Well, I’m sure you get the general idea. Perhaps you are thinking that it all sounds rather silly, and on one level of course it is. Certainly the novels demand a very large suspension of disbelief. But if you are prepared to throw yourself in to Matthew and Diana’s world, there are huge treats in store. For one thing, the novels blend fact and fiction in what I find to be a supremely satisfying way. Deborah Harkness is a prize-winning historian of science and currently a professor at the University of California. So the historical background is presumably pretty trustworthy. Of course this really came into its own in volume 2, in which I learned a lot about the practice of alchemy in the sixteenth century, and about attitudes to witchcraft. In that novel Diana was befriended by Mary Sidney, Countess of Pembroke, who was a poet and an alchemist, and the pictures of sixteenth century London and Prague were very vivid and convincing. In the present novel we are back in the 21st century, but there’s still a great deal of fascinating information about genetics, which mingles nicely with traditional views of witchcraft and vampire lore.

■ **Given entries**
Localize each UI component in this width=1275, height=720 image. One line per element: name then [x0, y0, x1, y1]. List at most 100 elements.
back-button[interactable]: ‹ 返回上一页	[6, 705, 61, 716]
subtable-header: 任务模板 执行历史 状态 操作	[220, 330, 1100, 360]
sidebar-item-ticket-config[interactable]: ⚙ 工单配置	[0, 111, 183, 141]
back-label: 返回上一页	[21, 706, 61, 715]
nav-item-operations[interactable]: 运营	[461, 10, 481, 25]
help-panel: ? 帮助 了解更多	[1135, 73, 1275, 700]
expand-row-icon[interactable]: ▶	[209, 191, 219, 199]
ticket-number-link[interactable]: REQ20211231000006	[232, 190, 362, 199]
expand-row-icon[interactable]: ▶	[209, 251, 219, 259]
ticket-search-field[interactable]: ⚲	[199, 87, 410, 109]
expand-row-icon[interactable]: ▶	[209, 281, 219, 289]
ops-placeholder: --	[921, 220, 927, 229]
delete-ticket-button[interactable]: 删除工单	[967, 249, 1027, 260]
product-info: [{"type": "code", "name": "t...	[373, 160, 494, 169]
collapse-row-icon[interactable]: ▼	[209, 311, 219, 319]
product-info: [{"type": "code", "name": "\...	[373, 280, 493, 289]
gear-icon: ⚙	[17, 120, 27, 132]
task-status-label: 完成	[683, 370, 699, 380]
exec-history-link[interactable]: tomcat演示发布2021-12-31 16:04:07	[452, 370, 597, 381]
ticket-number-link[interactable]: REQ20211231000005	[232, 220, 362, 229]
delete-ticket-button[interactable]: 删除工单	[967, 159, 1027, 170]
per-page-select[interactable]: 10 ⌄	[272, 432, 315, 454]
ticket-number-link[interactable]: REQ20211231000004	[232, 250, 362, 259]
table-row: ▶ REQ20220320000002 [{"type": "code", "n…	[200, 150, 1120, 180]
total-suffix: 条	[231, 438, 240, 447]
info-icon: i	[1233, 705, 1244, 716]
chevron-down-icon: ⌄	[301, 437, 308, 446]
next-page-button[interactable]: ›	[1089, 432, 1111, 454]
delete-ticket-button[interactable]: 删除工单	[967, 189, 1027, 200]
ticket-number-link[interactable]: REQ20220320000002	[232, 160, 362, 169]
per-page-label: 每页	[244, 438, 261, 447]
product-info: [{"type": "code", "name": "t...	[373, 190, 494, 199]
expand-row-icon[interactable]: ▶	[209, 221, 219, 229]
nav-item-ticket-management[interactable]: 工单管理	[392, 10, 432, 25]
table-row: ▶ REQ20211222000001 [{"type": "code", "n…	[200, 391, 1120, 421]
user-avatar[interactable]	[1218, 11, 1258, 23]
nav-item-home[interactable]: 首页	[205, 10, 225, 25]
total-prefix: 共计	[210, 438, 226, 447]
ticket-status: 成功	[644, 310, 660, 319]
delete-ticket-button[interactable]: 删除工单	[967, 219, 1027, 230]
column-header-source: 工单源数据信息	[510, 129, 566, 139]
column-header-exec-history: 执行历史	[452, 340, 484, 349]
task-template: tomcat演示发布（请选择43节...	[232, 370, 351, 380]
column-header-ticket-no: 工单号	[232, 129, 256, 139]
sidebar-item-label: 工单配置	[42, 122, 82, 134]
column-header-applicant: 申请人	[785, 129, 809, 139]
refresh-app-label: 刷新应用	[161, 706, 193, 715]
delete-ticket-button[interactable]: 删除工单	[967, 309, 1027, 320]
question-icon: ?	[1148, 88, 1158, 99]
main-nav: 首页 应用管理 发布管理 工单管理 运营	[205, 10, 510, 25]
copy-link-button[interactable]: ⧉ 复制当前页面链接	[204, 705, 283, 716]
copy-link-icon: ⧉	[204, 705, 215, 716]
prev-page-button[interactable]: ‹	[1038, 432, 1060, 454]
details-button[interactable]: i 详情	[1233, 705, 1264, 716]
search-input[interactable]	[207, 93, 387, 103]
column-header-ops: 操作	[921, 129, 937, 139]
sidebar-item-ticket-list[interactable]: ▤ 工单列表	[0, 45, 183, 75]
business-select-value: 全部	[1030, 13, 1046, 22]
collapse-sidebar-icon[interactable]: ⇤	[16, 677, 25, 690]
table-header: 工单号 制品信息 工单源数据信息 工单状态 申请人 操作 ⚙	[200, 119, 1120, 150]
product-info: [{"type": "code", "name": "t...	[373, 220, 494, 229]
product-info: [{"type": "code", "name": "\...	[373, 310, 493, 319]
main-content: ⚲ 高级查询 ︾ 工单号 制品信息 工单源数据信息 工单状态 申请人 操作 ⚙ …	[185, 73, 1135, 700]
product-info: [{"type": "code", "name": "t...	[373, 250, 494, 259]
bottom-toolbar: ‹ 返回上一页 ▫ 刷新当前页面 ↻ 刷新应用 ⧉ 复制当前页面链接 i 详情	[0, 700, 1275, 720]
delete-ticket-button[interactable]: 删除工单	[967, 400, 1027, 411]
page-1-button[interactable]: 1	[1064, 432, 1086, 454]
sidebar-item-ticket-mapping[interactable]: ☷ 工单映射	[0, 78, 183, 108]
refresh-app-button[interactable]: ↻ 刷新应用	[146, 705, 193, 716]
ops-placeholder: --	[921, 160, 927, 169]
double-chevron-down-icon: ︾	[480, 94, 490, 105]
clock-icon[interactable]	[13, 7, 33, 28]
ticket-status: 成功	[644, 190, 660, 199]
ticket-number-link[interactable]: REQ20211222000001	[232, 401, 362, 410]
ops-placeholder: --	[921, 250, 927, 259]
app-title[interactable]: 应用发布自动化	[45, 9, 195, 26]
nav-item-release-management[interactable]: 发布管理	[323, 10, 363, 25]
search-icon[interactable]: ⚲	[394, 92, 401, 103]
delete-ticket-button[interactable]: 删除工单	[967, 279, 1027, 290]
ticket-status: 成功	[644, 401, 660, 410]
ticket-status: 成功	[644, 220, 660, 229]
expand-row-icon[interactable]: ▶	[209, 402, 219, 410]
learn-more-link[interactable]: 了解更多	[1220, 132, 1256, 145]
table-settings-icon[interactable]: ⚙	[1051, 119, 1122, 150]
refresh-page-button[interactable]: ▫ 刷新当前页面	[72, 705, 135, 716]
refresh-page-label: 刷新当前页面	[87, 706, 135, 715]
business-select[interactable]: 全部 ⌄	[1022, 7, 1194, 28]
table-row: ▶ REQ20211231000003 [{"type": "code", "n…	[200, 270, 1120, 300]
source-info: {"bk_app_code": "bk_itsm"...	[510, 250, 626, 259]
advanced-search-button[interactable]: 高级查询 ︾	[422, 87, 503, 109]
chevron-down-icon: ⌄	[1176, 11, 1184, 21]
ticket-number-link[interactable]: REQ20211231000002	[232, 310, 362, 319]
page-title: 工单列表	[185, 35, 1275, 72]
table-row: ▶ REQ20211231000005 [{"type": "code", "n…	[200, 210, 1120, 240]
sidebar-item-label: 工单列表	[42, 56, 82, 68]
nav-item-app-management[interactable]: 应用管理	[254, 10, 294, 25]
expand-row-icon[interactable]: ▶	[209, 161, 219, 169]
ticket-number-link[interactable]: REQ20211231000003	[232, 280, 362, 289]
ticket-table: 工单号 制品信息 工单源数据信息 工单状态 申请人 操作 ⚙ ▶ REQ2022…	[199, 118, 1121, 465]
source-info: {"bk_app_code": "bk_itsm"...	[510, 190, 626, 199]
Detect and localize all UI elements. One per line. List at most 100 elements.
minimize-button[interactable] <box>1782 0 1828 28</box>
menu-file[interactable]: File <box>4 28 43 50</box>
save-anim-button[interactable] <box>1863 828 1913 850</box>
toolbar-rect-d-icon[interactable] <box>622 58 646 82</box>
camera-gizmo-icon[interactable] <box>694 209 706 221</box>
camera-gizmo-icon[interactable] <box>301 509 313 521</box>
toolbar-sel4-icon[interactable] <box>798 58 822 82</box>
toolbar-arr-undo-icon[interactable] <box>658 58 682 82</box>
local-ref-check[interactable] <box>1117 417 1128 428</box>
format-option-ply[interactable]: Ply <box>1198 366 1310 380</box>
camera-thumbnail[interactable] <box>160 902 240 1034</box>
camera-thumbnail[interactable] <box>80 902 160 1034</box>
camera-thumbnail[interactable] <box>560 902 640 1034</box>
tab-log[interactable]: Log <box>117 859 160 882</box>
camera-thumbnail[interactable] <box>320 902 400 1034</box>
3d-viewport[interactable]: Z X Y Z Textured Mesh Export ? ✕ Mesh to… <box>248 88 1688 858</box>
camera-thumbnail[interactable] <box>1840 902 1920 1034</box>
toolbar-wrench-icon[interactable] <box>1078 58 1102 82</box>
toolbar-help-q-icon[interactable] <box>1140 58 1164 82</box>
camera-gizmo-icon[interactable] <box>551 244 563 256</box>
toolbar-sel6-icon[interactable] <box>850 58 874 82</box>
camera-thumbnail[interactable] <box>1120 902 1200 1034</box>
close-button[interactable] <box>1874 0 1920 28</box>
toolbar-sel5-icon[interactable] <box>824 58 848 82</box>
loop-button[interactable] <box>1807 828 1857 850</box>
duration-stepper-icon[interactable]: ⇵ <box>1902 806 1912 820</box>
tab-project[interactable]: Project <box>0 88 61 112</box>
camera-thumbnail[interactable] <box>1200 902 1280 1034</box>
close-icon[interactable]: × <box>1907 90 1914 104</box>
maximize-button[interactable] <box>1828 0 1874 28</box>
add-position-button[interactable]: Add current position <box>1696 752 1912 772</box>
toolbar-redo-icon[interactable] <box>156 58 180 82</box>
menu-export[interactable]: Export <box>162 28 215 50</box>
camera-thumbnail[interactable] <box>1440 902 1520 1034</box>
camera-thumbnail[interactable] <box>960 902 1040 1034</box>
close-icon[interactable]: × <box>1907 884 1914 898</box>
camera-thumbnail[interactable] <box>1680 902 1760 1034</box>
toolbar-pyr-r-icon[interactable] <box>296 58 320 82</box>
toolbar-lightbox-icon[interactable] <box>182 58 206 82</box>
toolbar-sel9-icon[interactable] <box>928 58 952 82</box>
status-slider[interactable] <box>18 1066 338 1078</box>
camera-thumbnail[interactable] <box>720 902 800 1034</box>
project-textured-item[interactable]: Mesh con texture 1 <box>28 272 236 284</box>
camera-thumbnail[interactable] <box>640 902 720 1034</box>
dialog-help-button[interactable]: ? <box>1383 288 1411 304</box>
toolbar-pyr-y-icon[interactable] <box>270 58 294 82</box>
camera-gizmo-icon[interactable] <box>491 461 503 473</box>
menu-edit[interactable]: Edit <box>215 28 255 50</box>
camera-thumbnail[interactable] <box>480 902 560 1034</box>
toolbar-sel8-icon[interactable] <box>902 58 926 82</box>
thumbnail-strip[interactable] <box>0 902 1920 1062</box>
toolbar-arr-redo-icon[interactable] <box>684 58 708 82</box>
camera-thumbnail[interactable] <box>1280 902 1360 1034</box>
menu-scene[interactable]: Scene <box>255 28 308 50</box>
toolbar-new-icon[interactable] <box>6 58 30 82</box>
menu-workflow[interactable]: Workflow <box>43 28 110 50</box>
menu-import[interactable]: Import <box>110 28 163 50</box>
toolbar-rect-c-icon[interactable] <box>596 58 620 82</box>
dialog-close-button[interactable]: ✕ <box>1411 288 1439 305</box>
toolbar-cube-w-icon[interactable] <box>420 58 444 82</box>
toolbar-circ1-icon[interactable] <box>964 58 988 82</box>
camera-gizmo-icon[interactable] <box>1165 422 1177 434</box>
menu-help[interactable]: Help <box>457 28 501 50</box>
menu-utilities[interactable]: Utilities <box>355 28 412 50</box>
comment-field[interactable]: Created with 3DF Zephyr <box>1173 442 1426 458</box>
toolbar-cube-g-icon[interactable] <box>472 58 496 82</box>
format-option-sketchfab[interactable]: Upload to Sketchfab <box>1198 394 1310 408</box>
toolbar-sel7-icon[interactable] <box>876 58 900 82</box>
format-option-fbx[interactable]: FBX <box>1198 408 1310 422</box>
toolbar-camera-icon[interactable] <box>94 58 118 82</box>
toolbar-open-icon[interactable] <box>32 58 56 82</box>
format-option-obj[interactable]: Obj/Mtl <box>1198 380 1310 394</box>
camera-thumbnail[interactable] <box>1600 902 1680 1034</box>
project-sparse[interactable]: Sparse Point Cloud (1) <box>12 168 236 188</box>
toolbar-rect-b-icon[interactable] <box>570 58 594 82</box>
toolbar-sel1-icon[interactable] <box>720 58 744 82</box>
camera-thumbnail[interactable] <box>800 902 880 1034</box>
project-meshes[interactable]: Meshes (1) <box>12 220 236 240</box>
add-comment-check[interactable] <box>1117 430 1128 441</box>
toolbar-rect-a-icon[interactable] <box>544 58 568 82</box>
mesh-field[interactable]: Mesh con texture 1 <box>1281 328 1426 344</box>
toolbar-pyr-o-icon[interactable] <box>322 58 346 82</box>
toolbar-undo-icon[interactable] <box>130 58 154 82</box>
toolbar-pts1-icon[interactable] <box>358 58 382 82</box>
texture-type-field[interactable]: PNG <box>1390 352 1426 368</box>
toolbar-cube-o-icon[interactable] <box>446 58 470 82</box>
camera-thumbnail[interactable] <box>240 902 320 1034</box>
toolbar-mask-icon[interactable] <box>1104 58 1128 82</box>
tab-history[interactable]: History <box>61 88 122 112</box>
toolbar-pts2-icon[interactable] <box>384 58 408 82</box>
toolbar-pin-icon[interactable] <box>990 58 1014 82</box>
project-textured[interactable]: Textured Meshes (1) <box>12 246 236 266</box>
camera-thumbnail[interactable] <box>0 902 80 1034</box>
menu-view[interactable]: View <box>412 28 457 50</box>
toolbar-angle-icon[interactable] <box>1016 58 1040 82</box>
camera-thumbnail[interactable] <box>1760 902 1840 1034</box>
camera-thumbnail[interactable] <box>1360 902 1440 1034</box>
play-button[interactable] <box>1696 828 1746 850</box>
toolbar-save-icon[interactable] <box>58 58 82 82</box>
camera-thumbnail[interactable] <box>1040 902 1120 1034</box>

■ **Required work**
(a) In the book review, what position does Deborah Harkness currently hold?
(b) Rewrite the book review's paragraph beginning "Well, I'm sure you get the general idea" in a shorter form that keeps its main facts.

■ **Task-by-task results**
(a) She is currently a professor at the University of California.

(b) The novels may sound silly and demand a large suspension of disbelief, but readers who accept Matthew and Diana's world are rewarded, above all by a satisfying blend of fact and fiction. Deborah Harkness is a prize-winning historian of science and a professor at the University of California, so the history is presumably trustworthy. Volume 2 taught the reviewer about sixteenth-century alchemy and attitudes to witchcraft. In it, Diana is befriended by Mary Sidney, Countess of Pembroke, a poet and alchemist, and London and Prague are vividly portrayed. The present novel returns to the 21st century and mixes information about genetics with traditional witchcraft and vampire lore.